→ **THE REQUEST**
Look at the entries below and reproduce them exactly.

━━━ ENTRIES SUPPLIED ━━━

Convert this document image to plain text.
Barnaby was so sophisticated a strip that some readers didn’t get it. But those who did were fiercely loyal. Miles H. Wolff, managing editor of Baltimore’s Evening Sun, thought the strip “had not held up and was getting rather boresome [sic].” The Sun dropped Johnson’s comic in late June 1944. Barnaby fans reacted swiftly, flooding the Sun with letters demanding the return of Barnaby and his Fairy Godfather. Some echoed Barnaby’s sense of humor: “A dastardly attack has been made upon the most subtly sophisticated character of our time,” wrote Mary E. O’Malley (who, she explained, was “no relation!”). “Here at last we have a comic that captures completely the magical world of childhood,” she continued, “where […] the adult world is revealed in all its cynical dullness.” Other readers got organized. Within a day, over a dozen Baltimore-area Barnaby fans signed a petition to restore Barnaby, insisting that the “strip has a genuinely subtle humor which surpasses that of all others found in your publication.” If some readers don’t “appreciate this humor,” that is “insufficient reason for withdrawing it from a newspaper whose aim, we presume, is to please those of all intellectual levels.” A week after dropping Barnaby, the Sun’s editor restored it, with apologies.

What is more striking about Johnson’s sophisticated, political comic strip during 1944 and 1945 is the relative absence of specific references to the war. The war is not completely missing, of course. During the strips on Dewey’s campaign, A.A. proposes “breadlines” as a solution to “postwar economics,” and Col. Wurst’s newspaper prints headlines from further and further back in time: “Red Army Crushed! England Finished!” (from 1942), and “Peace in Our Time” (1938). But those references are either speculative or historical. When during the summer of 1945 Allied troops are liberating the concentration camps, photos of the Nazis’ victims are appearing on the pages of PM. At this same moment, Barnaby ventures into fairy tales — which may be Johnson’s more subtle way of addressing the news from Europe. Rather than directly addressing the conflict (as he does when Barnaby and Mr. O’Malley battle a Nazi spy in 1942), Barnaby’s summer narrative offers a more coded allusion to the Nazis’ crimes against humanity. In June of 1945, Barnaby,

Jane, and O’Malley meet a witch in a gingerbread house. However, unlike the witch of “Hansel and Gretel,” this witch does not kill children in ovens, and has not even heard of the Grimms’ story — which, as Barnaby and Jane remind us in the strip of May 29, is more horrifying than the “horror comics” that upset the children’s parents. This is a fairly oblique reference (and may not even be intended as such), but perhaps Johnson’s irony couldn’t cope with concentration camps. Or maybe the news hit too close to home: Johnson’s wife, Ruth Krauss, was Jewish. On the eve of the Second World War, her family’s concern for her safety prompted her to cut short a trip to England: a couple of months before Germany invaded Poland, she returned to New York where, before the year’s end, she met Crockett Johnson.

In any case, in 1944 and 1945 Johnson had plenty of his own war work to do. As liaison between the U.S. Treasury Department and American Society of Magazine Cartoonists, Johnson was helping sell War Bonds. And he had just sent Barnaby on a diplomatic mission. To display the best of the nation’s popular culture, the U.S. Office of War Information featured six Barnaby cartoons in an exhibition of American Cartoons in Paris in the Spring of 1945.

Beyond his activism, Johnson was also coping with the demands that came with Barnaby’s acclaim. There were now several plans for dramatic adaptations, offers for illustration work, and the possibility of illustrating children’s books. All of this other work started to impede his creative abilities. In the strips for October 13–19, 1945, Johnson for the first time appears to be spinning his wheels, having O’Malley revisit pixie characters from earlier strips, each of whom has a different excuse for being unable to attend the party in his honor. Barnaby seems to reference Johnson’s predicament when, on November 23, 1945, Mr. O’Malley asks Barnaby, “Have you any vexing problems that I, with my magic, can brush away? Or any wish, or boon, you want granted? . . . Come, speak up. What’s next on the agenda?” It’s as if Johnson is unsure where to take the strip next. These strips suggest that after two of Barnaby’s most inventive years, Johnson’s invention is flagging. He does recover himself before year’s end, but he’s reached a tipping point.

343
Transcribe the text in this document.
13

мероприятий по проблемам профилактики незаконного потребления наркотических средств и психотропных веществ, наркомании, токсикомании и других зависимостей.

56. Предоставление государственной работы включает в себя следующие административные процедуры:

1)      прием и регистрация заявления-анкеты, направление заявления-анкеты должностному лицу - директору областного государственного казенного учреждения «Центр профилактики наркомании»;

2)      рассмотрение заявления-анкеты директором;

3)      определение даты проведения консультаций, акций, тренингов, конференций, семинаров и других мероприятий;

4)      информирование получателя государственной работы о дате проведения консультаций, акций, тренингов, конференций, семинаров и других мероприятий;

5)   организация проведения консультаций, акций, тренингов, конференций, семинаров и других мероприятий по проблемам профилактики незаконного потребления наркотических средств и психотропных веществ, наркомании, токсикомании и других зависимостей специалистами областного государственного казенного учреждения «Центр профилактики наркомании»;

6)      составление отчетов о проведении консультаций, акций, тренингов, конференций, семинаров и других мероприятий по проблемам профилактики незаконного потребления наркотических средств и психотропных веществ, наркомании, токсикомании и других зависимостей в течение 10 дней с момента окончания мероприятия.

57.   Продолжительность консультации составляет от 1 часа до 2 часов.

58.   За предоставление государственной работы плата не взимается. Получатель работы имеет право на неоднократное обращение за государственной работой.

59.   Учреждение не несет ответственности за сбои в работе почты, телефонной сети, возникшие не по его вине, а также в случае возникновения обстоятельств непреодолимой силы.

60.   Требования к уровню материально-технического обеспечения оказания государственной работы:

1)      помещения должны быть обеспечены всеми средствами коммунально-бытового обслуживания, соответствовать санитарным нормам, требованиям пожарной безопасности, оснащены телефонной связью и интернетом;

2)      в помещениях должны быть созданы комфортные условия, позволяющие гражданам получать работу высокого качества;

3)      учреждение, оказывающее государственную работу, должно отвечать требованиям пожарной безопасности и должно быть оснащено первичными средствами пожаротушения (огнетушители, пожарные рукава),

━━━

→ **EXPECTED ANSWER**
Convert this document image to plain text.
Barnaby was so sophisticated a strip that some readers didn’t get it. But those who did were fiercely loyal. Miles H. Wolff, managing editor of Baltimore’s Evening Sun, thought the strip “had not held up and was getting rather boresome [sic].” The Sun dropped Johnson’s comic in late June 1944. Barnaby fans reacted swiftly, flooding the Sun with letters demanding the return of Barnaby and his Fairy Godfather. Some echoed Barnaby’s sense of humor: “A dastardly attack has been made upon the most subtly sophisticated character of our time,” wrote Mary E. O’Malley (who, she explained, was “no relation!”). “Here at last we have a comic that captures completely the magical world of childhood,” she continued, “where […] the adult world is revealed in all its cynical dullness.” Other readers got organized. Within a day, over a dozen Baltimore-area Barnaby fans signed a petition to restore Barnaby, insisting that the “strip has a genuinely subtle humor which surpasses that of all others found in your publication.” If some readers don’t “appreciate this humor,” that is “insufficient reason for withdrawing it from a newspaper whose aim, we presume, is to please those of all intellectual levels.” A week after dropping Barnaby, the Sun’s editor restored it, with apologies.

What is more striking about Johnson’s sophisticated, political comic strip during 1944 and 1945 is the relative absence of specific references to the war. The war is not completely missing, of course. During the strips on Dewey’s campaign, A.A. proposes “breadlines” as a solution to “postwar economics,” and Col. Wurst’s newspaper prints headlines from further and further back in time: “Red Army Crushed! England Finished!” (from 1942), and “Peace in Our Time” (1938). But those references are either speculative or historical. When during the summer of 1945 Allied troops are liberating the concentration camps, photos of the Nazis’ victims are appearing on the pages of PM. At this same moment, Barnaby ventures into fairy tales — which may be Johnson’s more subtle way of addressing the news from Europe. Rather than directly addressing the conflict (as he does when Barnaby and Mr. O’Malley battle a Nazi spy in 1942), Barnaby’s summer narrative offers a more coded allusion to the Nazis’ crimes against humanity. In June of 1945, Barnaby,

Jane, and O’Malley meet a witch in a gingerbread house. However, unlike the witch of “Hansel and Gretel,” this witch does not kill children in ovens, and has not even heard of the Grimms’ story — which, as Barnaby and Jane remind us in the strip of May 29, is more horrifying than the “horror comics” that upset the children’s parents. This is a fairly oblique reference (and may not even be intended as such), but perhaps Johnson’s irony couldn’t cope with concentration camps. Or maybe the news hit too close to home: Johnson’s wife, Ruth Krauss, was Jewish. On the eve of the Second World War, her family’s concern for her safety prompted her to cut short a trip to England: a couple of months before Germany invaded Poland, she returned to New York where, before the year’s end, she met Crockett Johnson.

In any case, in 1944 and 1945 Johnson had plenty of his own war work to do. As liaison between the U.S. Treasury Department and American Society of Magazine Cartoonists, Johnson was helping sell War Bonds. And he had just sent Barnaby on a diplomatic mission. To display the best of the nation’s popular culture, the U.S. Office of War Information featured six Barnaby cartoons in an exhibition of American Cartoons in Paris in the Spring of 1945.

Beyond his activism, Johnson was also coping with the demands that came with Barnaby’s acclaim. There were now several plans for dramatic adaptations, offers for illustration work, and the possibility of illustrating children’s books. All of this other work started to impede his creative abilities. In the strips for October 13–19, 1945, Johnson for the first time appears to be spinning his wheels, having O’Malley revisit pixie characters from earlier strips, each of whom has a different excuse for being unable to attend the party in his honor. Barnaby seems to reference Johnson’s predicament when, on November 23, 1945, Mr. O’Malley asks Barnaby, “Have you any vexing problems that I, with my magic, can brush away? Or any wish, or boon, you want granted? . . . Come, speak up. What’s next on the agenda?” It’s as if Johnson is unsure where to take the strip next. These strips suggest that after two of Barnaby’s most inventive years, Johnson’s invention is flagging. He does recover himself before year’s end, but he’s reached a tipping point.

343
Transcribe the text in this document.
13

мероприятий по проблемам профилактики незаконного потребления наркотических средств и психотропных веществ, наркомании, токсикомании и других зависимостей.

56. Предоставление государственной работы включает в себя следующие административные процедуры:

1)      прием и регистрация заявления-анкеты, направление заявления-анкеты должностному лицу - директору областного государственного казенного учреждения «Центр профилактики наркомании»;

2)      рассмотрение заявления-анкеты директором;

3)      определение даты проведения консультаций, акций, тренингов, конференций, семинаров и других мероприятий;

4)      информирование получателя государственной работы о дате проведения консультаций, акций, тренингов, конференций, семинаров и других мероприятий;

5)   организация проведения консультаций, акций, тренингов, конференций, семинаров и других мероприятий по проблемам профилактики незаконного потребления наркотических средств и психотропных веществ, наркомании, токсикомании и других зависимостей специалистами областного государственного казенного учреждения «Центр профилактики наркомании»;

6)      составление отчетов о проведении консультаций, акций, тренингов, конференций, семинаров и других мероприятий по проблемам профилактики незаконного потребления наркотических средств и психотропных веществ, наркомании, токсикомании и других зависимостей в течение 10 дней с момента окончания мероприятия.

57.   Продолжительность консультации составляет от 1 часа до 2 часов.

58.   За предоставление государственной работы плата не взимается. Получатель работы имеет право на неоднократное обращение за государственной работой.

59.   Учреждение не несет ответственности за сбои в работе почты, телефонной сети, возникшие не по его вине, а также в случае возникновения обстоятельств непреодолимой силы.

60.   Требования к уровню материально-технического обеспечения оказания государственной работы:

1)      помещения должны быть обеспечены всеми средствами коммунально-бытового обслуживания, соответствовать санитарным нормам, требованиям пожарной безопасности, оснащены телефонной связью и интернетом;

2)      в помещениях должны быть созданы комфортные условия, позволяющие гражданам получать работу высокого качества;

3)      учреждение, оказывающее государственную работу, должно отвечать требованиям пожарной безопасности и должно быть оснащено первичными средствами пожаротушения (огнетушители, пожарные рукава),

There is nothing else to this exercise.